** start of DATASET RECORDS **
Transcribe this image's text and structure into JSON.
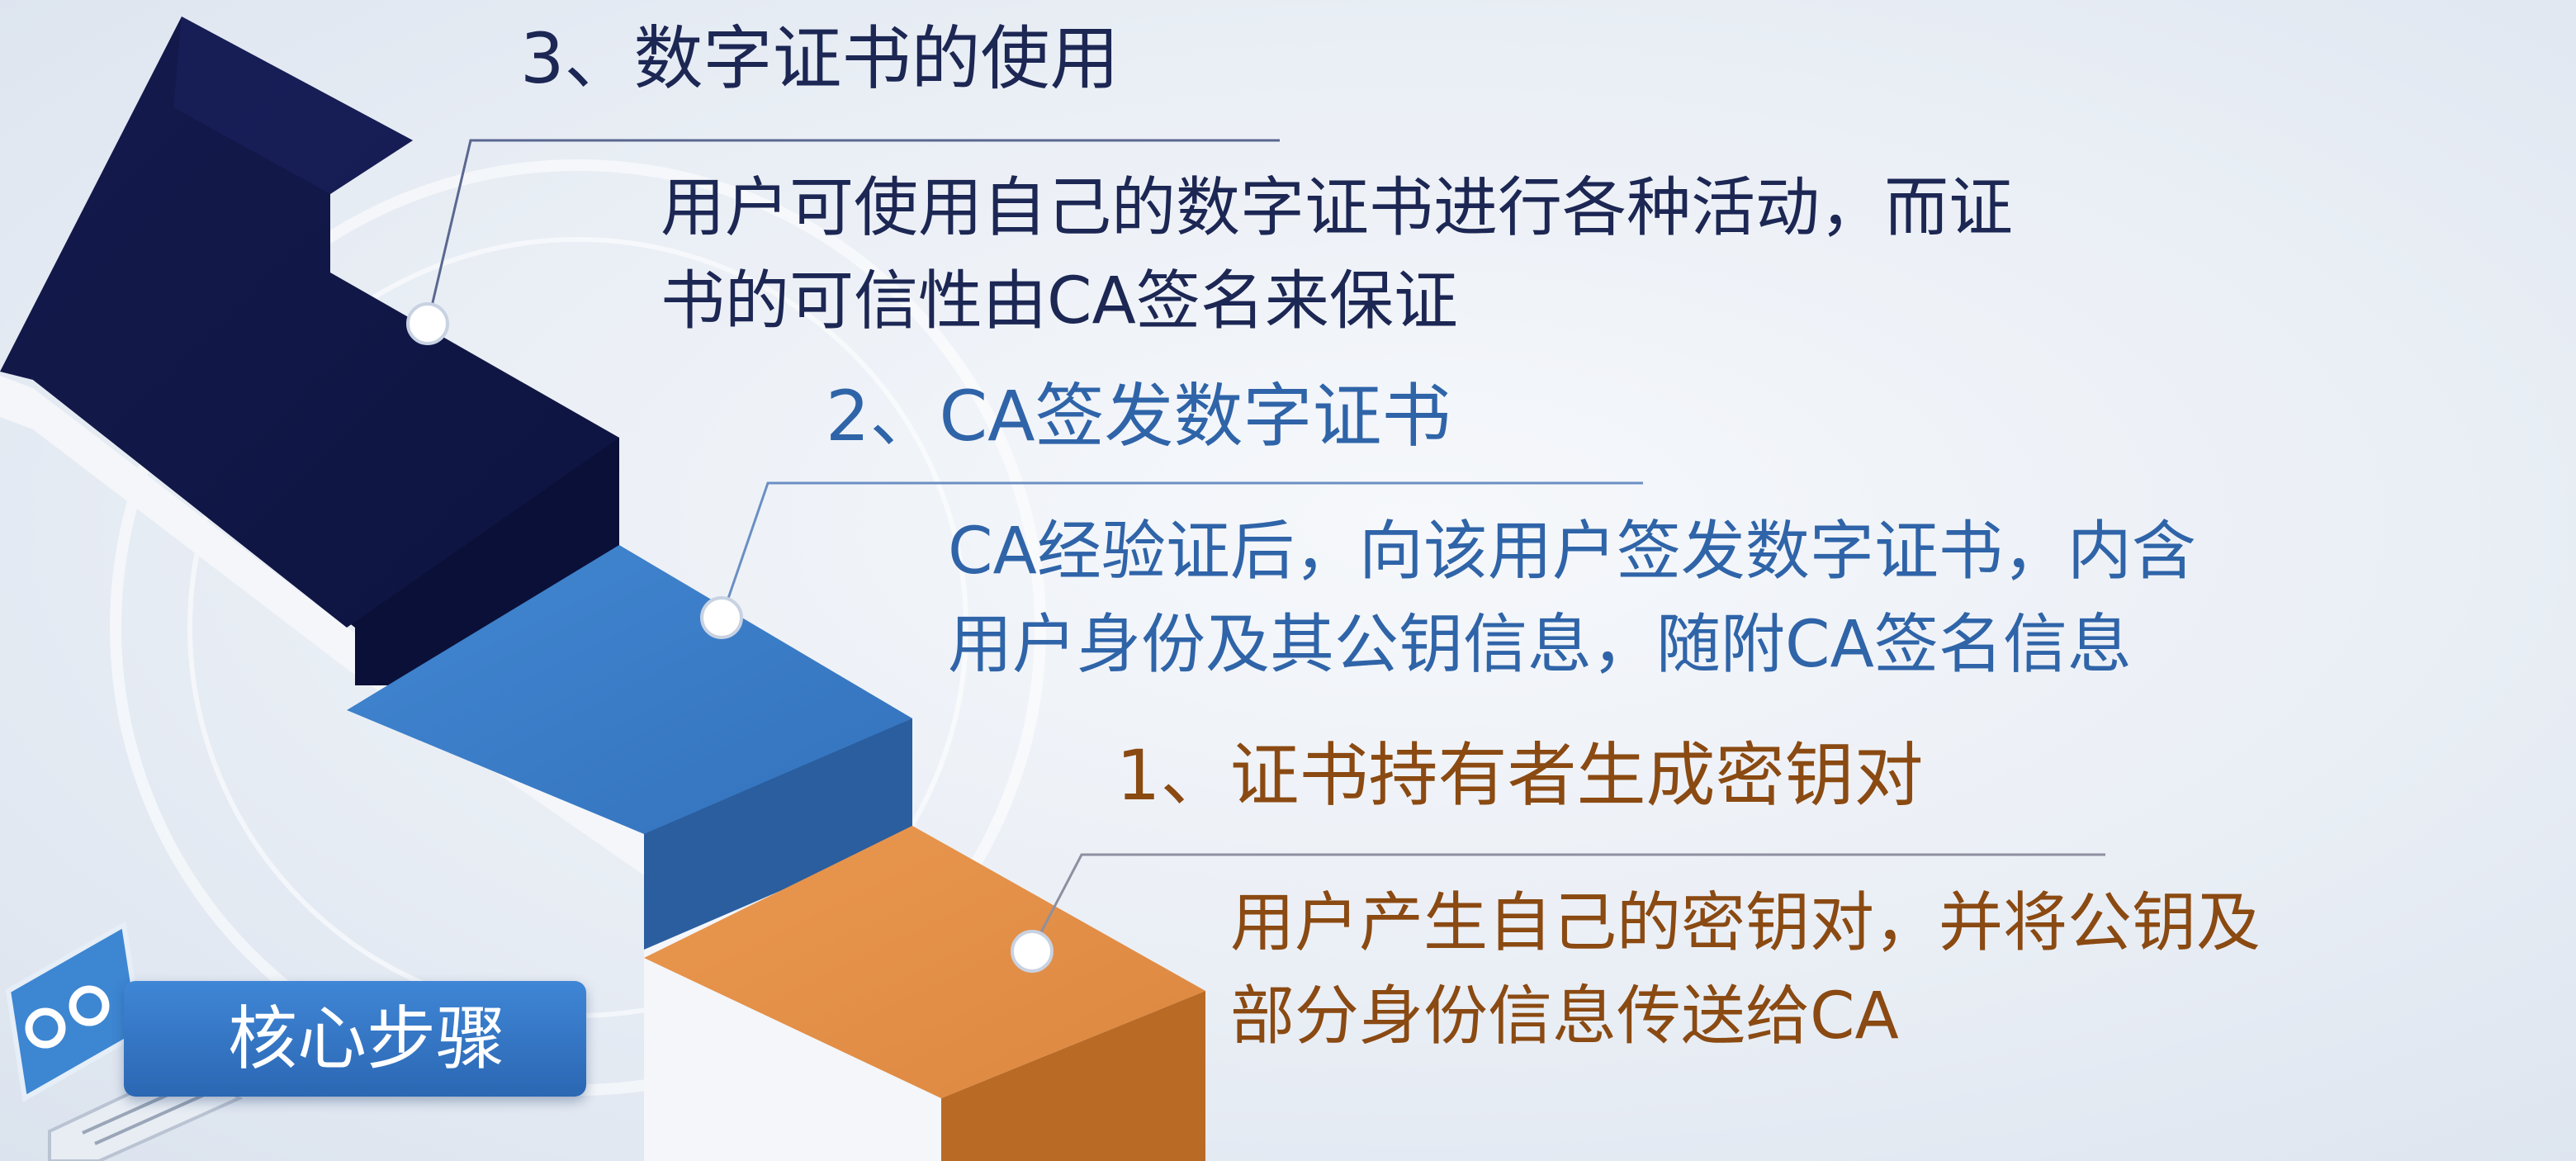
{
  "steps": [
    {
      "title": "3、数字证书的使用",
      "desc_lines": [
        "用户可使用自己的数字证书进行各种活动，而证",
        "书的可信性由CA签名来保证"
      ]
    },
    {
      "title": "2、CA签发数字证书",
      "desc_lines": [
        "CA经验证后，向该用户签发数字证书，内含",
        "用户身份及其公钥信息，随附CA签名信息"
      ]
    },
    {
      "title": "1、证书持有者生成密钥对",
      "desc_lines": [
        "用户产生自己的密钥对，并将公钥及",
        "部分身份信息传送给CA"
      ]
    }
  ],
  "badge": {
    "label": "核心步骤",
    "icon": "computer-gear-icon"
  },
  "colors": {
    "step3": "#14194a",
    "step2": "#3a7cc6",
    "step1": "#e08c45",
    "text3": "#1c2754",
    "text2": "#2f64a8",
    "text1": "#8a4a12"
  }
}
** end of DATASET RECORDS **
### TASK GOAL
Skip every picture and transcribe the data above exactly.

### RESPONSE FOR THIS EXERCISE
Transcribe this image's text and structure into JSON.
{
  "steps": [
    {
      "title": "3、数字证书的使用",
      "desc_lines": [
        "用户可使用自己的数字证书进行各种活动，而证",
        "书的可信性由CA签名来保证"
      ]
    },
    {
      "title": "2、CA签发数字证书",
      "desc_lines": [
        "CA经验证后，向该用户签发数字证书，内含",
        "用户身份及其公钥信息，随附CA签名信息"
      ]
    },
    {
      "title": "1、证书持有者生成密钥对",
      "desc_lines": [
        "用户产生自己的密钥对，并将公钥及",
        "部分身份信息传送给CA"
      ]
    }
  ],
  "badge": {
    "label": "核心步骤",
    "icon": "computer-gear-icon"
  },
  "colors": {
    "step3": "#14194a",
    "step2": "#3a7cc6",
    "step1": "#e08c45",
    "text3": "#1c2754",
    "text2": "#2f64a8",
    "text1": "#8a4a12"
  }
}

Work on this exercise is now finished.